TASK INSTRUCTIONS —
Write the material out again in full, exactly.

[Recorded data]
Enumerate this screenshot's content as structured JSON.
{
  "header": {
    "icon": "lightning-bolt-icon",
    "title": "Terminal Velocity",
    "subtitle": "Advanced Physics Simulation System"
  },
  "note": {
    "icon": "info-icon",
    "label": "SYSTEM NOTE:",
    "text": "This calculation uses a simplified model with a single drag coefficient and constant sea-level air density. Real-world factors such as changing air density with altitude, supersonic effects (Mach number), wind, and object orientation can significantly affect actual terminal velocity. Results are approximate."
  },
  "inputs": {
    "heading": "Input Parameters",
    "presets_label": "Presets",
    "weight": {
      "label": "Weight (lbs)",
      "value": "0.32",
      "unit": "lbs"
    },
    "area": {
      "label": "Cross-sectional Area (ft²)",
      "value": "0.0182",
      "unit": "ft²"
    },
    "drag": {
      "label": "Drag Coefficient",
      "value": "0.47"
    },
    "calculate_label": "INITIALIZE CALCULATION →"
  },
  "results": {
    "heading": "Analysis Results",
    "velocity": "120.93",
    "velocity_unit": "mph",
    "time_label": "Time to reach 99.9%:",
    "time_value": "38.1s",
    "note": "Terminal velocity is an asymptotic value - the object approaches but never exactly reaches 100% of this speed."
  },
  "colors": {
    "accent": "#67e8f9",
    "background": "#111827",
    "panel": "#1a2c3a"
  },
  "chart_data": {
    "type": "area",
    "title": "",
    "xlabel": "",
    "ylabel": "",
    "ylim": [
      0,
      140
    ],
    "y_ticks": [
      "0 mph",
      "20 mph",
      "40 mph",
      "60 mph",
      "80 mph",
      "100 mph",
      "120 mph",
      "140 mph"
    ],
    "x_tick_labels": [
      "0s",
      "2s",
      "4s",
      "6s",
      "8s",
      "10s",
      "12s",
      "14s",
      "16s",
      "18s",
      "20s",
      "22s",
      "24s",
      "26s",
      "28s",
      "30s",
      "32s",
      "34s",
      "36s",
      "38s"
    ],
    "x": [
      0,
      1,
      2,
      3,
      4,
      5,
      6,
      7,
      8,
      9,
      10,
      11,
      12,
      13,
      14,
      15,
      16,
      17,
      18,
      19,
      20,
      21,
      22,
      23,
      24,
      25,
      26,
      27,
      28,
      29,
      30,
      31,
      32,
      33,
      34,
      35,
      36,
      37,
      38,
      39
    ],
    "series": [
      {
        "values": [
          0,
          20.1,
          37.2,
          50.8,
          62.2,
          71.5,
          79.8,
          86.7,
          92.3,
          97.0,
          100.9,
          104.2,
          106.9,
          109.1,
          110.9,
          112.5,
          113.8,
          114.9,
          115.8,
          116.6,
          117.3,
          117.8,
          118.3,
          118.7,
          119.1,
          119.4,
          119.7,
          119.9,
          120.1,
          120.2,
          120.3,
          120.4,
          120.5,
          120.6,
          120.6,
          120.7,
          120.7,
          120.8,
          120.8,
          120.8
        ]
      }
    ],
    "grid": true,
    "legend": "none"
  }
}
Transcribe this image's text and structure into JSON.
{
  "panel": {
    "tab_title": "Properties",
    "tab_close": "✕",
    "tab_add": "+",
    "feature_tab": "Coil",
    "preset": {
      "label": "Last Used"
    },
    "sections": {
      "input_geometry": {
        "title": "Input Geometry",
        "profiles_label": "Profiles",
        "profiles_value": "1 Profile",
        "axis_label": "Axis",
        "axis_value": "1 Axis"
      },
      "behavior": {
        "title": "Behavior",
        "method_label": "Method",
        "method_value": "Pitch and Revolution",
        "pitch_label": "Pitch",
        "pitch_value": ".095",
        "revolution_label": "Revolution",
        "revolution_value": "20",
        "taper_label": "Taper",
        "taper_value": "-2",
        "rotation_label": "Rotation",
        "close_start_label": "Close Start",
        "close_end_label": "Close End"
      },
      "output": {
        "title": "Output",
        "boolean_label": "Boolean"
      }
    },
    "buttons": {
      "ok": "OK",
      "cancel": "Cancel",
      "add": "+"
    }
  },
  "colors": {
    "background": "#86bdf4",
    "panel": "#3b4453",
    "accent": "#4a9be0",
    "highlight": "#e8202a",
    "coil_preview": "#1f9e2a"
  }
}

RESPONSE BELOW —
Enumerate this screenshot's content as structured JSON.
{
  "header": {
    "icon": "lightning-bolt-icon",
    "title": "Terminal Velocity",
    "subtitle": "Advanced Physics Simulation System"
  },
  "note": {
    "icon": "info-icon",
    "label": "SYSTEM NOTE:",
    "text": "This calculation uses a simplified model with a single drag coefficient and constant sea-level air density. Real-world factors such as changing air density with altitude, supersonic effects (Mach number), wind, and object orientation can significantly affect actual terminal velocity. Results are approximate."
  },
  "inputs": {
    "heading": "Input Parameters",
    "presets_label": "Presets",
    "weight": {
      "label": "Weight (lbs)",
      "value": "0.32",
      "unit": "lbs"
    },
    "area": {
      "label": "Cross-sectional Area (ft²)",
      "value": "0.0182",
      "unit": "ft²"
    },
    "drag": {
      "label": "Drag Coefficient",
      "value": "0.47"
    },
    "calculate_label": "INITIALIZE CALCULATION →"
  },
  "results": {
    "heading": "Analysis Results",
    "velocity": "120.93",
    "velocity_unit": "mph",
    "time_label": "Time to reach 99.9%:",
    "time_value": "38.1s",
    "note": "Terminal velocity is an asymptotic value - the object approaches but never exactly reaches 100% of this speed."
  },
  "colors": {
    "accent": "#67e8f9",
    "background": "#111827",
    "panel": "#1a2c3a"
  },
  "chart_data": {
    "type": "area",
    "title": "",
    "xlabel": "",
    "ylabel": "",
    "ylim": [
      0,
      140
    ],
    "y_ticks": [
      "0 mph",
      "20 mph",
      "40 mph",
      "60 mph",
      "80 mph",
      "100 mph",
      "120 mph",
      "140 mph"
    ],
    "x_tick_labels": [
      "0s",
      "2s",
      "4s",
      "6s",
      "8s",
      "10s",
      "12s",
      "14s",
      "16s",
      "18s",
      "20s",
      "22s",
      "24s",
      "26s",
      "28s",
      "30s",
      "32s",
      "34s",
      "36s",
      "38s"
    ],
    "x": [
      0,
      1,
      2,
      3,
      4,
      5,
      6,
      7,
      8,
      9,
      10,
      11,
      12,
      13,
      14,
      15,
      16,
      17,
      18,
      19,
      20,
      21,
      22,
      23,
      24,
      25,
      26,
      27,
      28,
      29,
      30,
      31,
      32,
      33,
      34,
      35,
      36,
      37,
      38,
      39
    ],
    "series": [
      {
        "values": [
          0,
          20.1,
          37.2,
          50.8,
          62.2,
          71.5,
          79.8,
          86.7,
          92.3,
          97.0,
          100.9,
          104.2,
          106.9,
          109.1,
          110.9,
          112.5,
          113.8,
          114.9,
          115.8,
          116.6,
          117.3,
          117.8,
          118.3,
          118.7,
          119.1,
          119.4,
          119.7,
          119.9,
          120.1,
          120.2,
          120.3,
          120.4,
          120.5,
          120.6,
          120.6,
          120.7,
          120.7,
          120.8,
          120.8,
          120.8
        ]
      }
    ],
    "grid": true,
    "legend": "none"
  }
}
Transcribe this image's text and structure into JSON.
{
  "panel": {
    "tab_title": "Properties",
    "tab_close": "✕",
    "tab_add": "+",
    "feature_tab": "Coil",
    "preset": {
      "label": "Last Used"
    },
    "sections": {
      "input_geometry": {
        "title": "Input Geometry",
        "profiles_label": "Profiles",
        "profiles_value": "1 Profile",
        "axis_label": "Axis",
        "axis_value": "1 Axis"
      },
      "behavior": {
        "title": "Behavior",
        "method_label": "Method",
        "method_value": "Pitch and Revolution",
        "pitch_label": "Pitch",
        "pitch_value": ".095",
        "revolution_label": "Revolution",
        "revolution_value": "20",
        "taper_label": "Taper",
        "taper_value": "-2",
        "rotation_label": "Rotation",
        "close_start_label": "Close Start",
        "close_end_label": "Close End"
      },
      "output": {
        "title": "Output",
        "boolean_label": "Boolean"
      }
    },
    "buttons": {
      "ok": "OK",
      "cancel": "Cancel",
      "add": "+"
    }
  },
  "colors": {
    "background": "#86bdf4",
    "panel": "#3b4453",
    "accent": "#4a9be0",
    "highlight": "#e8202a",
    "coil_preview": "#1f9e2a"
  }
}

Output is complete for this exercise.